##### DATA EXTRACT #####

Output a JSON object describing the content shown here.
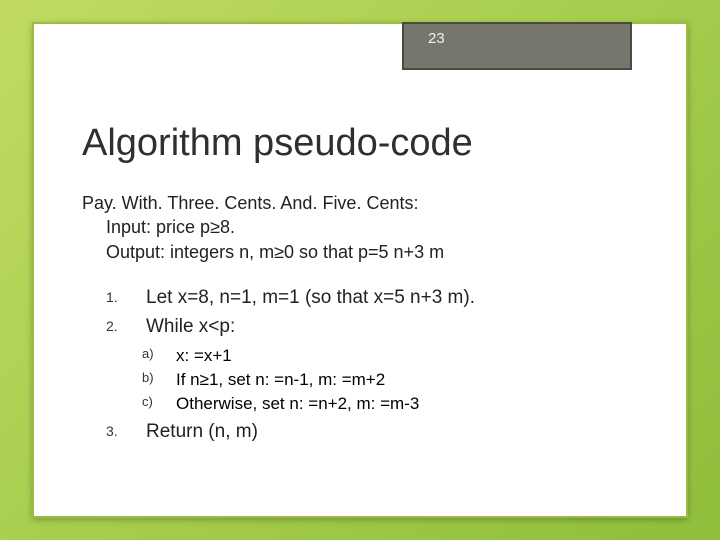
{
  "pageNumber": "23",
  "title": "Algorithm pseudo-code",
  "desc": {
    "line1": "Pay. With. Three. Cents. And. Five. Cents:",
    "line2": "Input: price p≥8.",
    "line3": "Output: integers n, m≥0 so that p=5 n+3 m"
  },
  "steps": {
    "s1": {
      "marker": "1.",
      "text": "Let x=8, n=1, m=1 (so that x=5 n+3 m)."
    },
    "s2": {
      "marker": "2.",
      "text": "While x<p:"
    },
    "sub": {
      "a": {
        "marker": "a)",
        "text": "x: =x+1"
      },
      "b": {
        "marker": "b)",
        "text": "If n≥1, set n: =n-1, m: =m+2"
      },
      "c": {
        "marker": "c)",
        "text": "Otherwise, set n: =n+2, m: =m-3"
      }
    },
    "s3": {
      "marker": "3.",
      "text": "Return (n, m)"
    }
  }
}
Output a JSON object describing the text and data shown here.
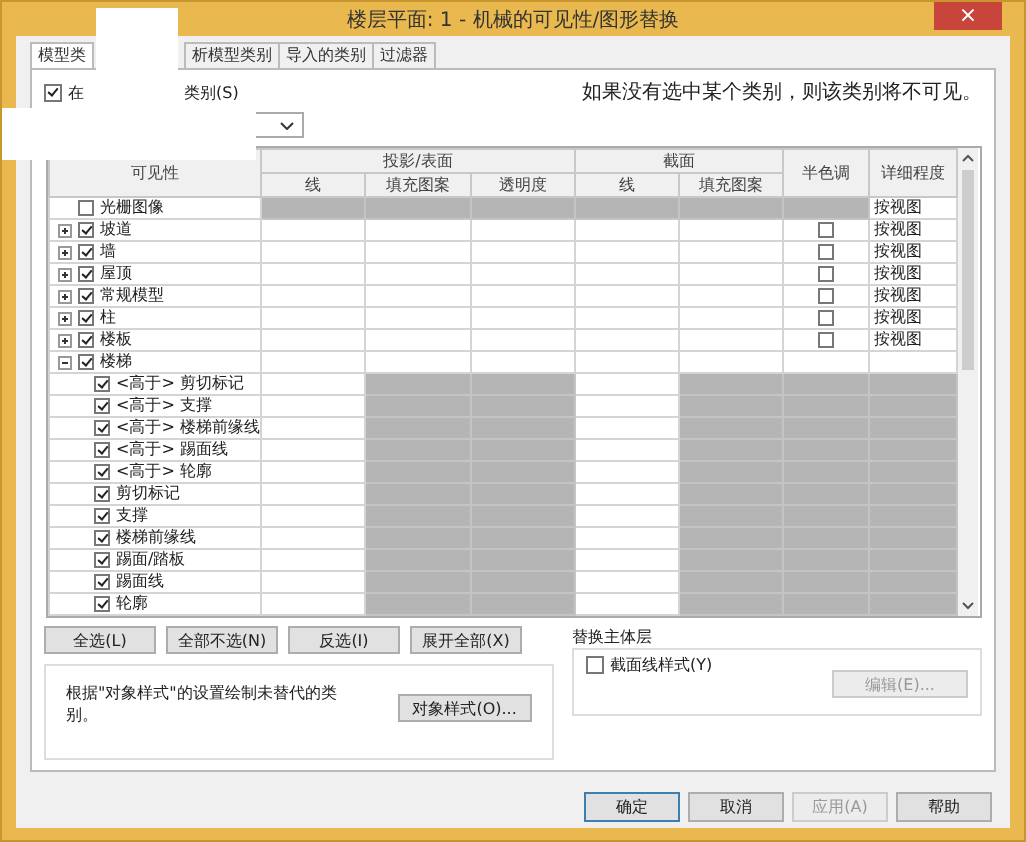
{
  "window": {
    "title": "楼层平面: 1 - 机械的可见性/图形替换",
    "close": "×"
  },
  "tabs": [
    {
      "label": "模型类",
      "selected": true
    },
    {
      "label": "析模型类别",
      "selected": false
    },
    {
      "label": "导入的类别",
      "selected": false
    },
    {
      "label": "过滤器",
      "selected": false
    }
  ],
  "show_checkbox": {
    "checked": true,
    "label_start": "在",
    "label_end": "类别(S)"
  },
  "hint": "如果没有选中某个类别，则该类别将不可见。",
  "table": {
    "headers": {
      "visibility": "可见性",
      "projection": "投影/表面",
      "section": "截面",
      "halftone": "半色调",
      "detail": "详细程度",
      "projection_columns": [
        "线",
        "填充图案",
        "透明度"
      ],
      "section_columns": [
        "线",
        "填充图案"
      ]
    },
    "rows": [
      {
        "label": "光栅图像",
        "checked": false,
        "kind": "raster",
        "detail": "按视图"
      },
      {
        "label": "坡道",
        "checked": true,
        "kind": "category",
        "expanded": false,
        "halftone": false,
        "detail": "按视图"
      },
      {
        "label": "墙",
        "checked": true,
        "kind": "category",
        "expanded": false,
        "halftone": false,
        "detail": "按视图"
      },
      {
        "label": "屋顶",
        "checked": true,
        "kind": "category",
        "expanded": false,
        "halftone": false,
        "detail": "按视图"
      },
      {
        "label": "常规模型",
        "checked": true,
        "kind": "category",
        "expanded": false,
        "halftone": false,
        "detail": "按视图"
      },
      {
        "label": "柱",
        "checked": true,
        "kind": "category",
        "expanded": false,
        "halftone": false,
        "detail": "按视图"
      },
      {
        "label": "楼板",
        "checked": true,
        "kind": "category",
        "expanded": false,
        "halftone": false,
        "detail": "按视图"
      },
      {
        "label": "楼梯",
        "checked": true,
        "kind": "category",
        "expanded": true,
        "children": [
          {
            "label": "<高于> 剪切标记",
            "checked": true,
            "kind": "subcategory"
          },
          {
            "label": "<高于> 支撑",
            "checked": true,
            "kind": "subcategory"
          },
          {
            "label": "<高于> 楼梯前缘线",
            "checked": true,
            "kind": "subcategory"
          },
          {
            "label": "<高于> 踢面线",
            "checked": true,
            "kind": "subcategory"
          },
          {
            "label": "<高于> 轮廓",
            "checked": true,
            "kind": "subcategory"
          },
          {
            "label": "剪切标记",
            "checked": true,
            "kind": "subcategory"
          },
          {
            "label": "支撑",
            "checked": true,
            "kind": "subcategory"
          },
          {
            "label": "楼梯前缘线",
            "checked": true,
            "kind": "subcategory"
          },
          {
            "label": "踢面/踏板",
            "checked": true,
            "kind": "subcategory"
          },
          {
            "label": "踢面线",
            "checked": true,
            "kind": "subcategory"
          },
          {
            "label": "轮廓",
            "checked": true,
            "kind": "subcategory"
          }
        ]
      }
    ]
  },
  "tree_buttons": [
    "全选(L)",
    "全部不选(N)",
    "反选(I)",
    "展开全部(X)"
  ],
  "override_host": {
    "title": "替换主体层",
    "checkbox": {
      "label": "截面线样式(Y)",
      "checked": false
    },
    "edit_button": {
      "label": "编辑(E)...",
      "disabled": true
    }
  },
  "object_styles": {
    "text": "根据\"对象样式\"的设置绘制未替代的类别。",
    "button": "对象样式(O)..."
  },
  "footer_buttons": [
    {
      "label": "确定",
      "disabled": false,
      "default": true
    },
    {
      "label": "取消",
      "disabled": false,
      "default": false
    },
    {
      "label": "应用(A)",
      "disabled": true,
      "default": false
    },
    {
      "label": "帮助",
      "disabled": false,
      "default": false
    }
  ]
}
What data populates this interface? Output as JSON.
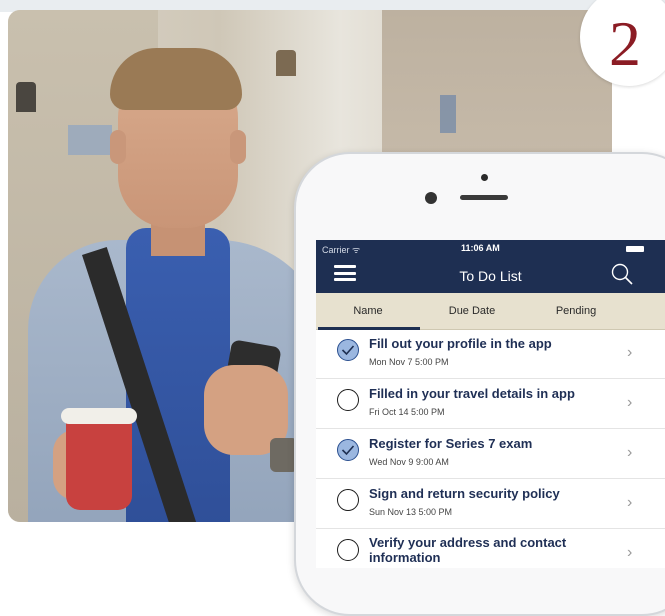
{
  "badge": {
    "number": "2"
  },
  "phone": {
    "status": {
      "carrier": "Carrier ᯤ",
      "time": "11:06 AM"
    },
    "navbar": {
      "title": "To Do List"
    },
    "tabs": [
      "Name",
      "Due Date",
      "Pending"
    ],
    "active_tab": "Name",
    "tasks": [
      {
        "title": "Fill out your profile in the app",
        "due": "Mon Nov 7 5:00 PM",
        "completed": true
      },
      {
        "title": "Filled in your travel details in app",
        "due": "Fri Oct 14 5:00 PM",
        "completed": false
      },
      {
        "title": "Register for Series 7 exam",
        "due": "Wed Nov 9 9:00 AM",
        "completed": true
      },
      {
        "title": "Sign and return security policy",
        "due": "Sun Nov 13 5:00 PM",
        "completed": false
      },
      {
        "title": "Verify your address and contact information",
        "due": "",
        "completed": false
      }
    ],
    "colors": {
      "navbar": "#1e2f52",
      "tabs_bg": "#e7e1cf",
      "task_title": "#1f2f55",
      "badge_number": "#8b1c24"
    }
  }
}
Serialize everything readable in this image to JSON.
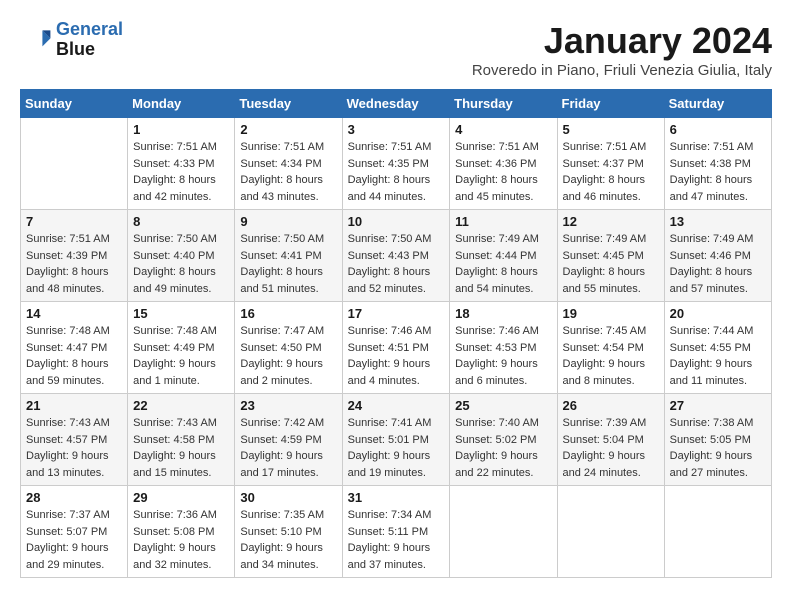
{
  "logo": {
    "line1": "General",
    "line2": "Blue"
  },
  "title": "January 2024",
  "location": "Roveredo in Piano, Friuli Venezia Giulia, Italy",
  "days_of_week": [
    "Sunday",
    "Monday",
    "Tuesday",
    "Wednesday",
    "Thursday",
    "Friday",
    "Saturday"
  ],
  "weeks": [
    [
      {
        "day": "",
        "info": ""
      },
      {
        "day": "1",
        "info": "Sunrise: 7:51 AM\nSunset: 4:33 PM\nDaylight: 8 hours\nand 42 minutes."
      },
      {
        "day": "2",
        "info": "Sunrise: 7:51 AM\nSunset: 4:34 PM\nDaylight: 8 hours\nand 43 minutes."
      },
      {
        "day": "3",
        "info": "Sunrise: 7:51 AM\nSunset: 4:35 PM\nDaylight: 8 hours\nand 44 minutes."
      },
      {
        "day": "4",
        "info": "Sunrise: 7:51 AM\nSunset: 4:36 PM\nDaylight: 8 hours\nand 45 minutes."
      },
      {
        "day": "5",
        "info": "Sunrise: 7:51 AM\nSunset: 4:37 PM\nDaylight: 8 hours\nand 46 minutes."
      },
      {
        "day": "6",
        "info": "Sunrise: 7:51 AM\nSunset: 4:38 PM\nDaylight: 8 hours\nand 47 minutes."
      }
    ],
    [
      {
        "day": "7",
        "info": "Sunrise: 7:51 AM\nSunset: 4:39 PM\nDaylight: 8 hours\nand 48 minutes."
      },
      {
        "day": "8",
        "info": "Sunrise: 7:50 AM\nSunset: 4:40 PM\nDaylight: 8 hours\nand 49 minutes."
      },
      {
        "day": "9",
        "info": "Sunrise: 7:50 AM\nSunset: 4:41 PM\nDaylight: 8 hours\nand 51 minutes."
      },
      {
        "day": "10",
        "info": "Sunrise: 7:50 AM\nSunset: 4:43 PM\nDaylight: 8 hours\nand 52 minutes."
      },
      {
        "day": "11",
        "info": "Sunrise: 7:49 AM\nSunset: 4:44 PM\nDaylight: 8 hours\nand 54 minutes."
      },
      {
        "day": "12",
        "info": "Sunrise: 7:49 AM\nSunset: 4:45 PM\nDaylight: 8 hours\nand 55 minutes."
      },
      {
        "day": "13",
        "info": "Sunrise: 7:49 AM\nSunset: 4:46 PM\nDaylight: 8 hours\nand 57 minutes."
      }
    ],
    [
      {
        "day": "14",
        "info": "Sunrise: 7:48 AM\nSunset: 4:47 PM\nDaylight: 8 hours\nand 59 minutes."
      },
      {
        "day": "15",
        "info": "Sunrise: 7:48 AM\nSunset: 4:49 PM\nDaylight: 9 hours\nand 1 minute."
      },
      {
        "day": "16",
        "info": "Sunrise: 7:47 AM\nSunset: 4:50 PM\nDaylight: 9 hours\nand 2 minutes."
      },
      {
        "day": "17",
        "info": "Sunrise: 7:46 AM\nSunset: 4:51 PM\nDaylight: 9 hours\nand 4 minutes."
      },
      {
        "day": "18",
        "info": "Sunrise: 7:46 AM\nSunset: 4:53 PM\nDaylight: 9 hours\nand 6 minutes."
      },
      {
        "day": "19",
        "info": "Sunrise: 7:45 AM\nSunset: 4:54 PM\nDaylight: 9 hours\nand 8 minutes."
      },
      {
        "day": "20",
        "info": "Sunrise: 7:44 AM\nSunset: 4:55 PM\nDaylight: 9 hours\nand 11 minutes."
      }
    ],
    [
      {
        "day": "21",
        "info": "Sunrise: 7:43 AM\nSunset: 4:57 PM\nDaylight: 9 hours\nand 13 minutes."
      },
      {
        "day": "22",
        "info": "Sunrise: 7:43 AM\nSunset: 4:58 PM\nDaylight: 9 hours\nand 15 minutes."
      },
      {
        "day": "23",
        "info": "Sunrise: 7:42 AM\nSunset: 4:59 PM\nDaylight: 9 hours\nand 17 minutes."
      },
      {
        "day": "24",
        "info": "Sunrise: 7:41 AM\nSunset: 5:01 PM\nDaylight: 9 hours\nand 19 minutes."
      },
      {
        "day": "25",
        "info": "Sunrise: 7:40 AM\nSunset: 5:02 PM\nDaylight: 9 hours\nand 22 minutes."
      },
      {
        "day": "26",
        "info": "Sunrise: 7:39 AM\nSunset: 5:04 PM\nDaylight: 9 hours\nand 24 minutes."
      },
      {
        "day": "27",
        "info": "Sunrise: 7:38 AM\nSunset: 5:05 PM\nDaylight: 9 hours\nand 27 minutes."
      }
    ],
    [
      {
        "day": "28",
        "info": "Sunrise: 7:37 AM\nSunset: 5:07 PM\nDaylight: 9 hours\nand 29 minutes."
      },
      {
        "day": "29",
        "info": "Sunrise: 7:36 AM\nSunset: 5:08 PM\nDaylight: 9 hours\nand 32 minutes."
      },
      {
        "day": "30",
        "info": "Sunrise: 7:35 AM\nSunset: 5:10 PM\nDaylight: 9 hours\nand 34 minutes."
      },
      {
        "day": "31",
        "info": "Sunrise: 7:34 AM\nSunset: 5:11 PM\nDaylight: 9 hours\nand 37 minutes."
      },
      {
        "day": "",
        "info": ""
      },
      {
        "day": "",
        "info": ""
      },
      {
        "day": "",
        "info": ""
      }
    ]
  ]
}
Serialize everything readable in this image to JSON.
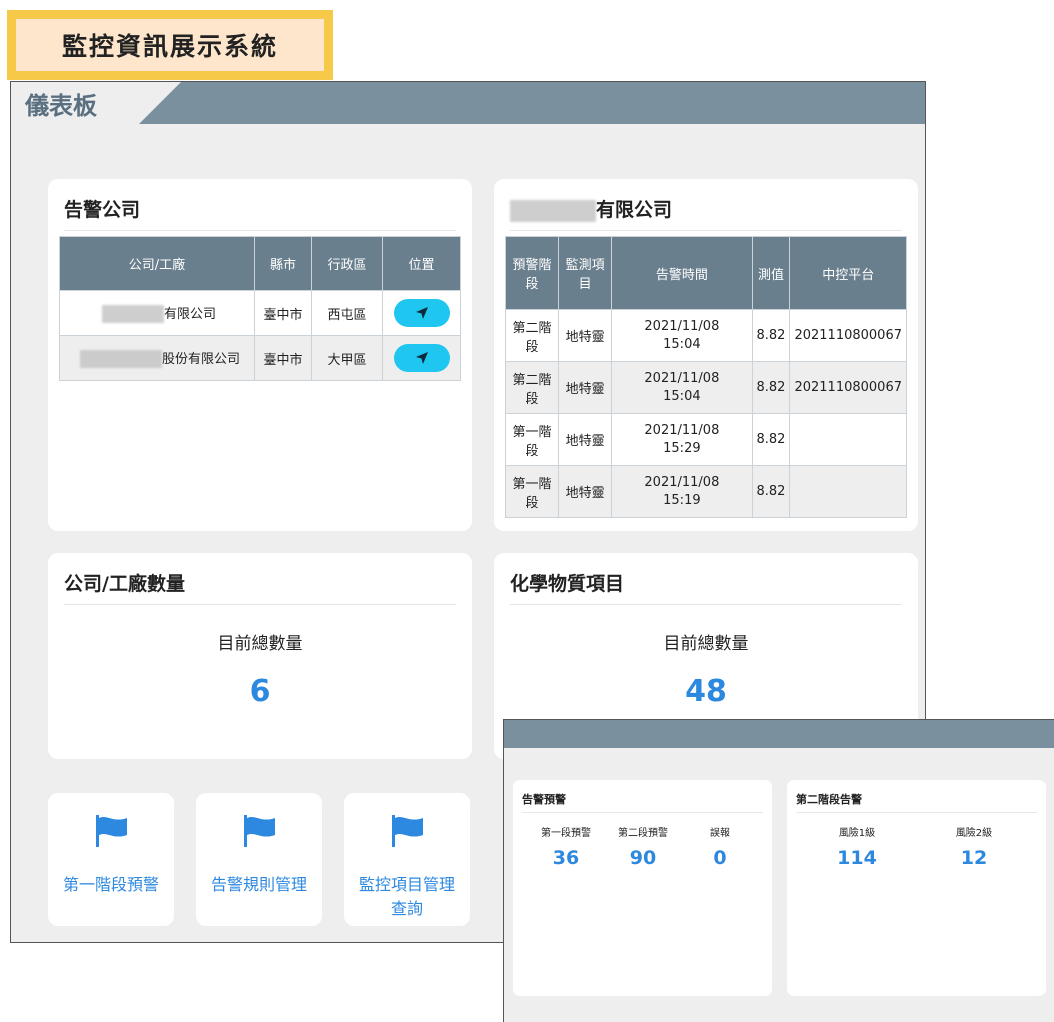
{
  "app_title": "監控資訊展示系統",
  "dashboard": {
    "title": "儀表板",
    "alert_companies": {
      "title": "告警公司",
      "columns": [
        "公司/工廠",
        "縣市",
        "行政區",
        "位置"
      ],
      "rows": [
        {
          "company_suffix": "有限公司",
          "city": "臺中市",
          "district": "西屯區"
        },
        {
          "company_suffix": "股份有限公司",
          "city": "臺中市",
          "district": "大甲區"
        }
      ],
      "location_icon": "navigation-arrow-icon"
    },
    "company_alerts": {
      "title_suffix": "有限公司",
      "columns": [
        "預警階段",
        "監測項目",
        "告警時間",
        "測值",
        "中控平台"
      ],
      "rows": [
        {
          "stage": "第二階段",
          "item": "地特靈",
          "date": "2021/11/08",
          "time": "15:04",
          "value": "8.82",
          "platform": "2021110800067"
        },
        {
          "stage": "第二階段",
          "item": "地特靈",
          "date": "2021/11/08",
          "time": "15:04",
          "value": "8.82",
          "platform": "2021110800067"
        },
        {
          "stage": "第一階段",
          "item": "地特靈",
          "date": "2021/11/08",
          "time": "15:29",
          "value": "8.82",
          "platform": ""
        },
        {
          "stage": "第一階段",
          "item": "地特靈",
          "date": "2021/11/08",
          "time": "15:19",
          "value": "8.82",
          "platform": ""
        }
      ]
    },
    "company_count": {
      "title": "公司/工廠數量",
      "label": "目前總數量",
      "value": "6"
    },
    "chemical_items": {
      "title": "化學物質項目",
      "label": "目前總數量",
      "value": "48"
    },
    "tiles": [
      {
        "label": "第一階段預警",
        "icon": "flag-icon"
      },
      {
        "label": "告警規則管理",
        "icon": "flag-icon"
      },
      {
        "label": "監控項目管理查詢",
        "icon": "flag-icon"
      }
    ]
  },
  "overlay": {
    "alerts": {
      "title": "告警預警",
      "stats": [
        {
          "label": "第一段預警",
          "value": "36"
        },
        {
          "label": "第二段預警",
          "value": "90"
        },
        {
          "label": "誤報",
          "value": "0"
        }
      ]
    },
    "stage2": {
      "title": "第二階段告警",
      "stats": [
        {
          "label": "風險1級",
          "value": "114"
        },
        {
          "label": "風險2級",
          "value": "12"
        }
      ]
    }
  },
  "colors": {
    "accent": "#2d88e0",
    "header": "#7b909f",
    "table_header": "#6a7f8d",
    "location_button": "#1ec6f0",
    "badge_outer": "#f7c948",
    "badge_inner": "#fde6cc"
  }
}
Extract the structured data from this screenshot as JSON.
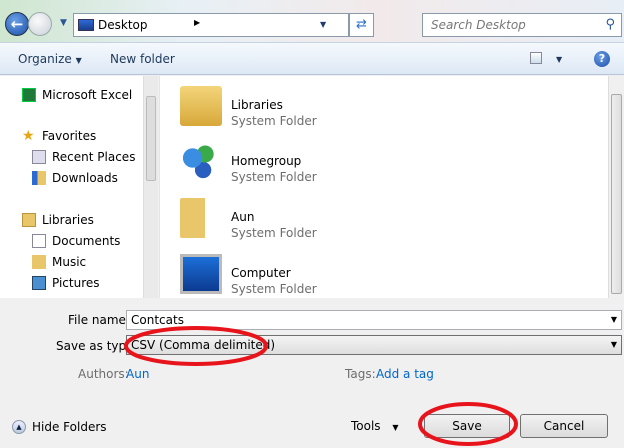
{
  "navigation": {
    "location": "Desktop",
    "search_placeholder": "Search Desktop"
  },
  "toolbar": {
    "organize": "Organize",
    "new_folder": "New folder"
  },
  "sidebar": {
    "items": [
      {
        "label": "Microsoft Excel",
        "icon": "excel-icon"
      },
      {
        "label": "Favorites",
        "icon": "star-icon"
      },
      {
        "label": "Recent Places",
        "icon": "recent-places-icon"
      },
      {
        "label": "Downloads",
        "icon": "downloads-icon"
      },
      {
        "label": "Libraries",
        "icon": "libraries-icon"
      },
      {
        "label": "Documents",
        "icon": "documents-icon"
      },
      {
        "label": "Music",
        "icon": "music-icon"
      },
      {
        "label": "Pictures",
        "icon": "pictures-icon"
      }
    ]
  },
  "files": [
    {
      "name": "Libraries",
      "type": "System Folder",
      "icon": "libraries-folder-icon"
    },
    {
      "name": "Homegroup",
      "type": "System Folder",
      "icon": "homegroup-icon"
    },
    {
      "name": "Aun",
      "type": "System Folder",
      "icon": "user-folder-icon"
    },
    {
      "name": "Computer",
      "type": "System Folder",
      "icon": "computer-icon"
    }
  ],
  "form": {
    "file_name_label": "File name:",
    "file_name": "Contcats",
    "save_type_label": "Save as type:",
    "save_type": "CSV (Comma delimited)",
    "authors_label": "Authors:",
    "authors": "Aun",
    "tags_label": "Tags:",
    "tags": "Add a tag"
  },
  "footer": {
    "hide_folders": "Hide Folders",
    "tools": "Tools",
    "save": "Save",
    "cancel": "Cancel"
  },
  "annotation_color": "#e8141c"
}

#####

**PROBLEM TO WORK ON:**
Copy each line from the data above that includes "navigation".

**THE ANSWER:**
      "location_icon": "navigation-arrow-icon"
  "navigation": {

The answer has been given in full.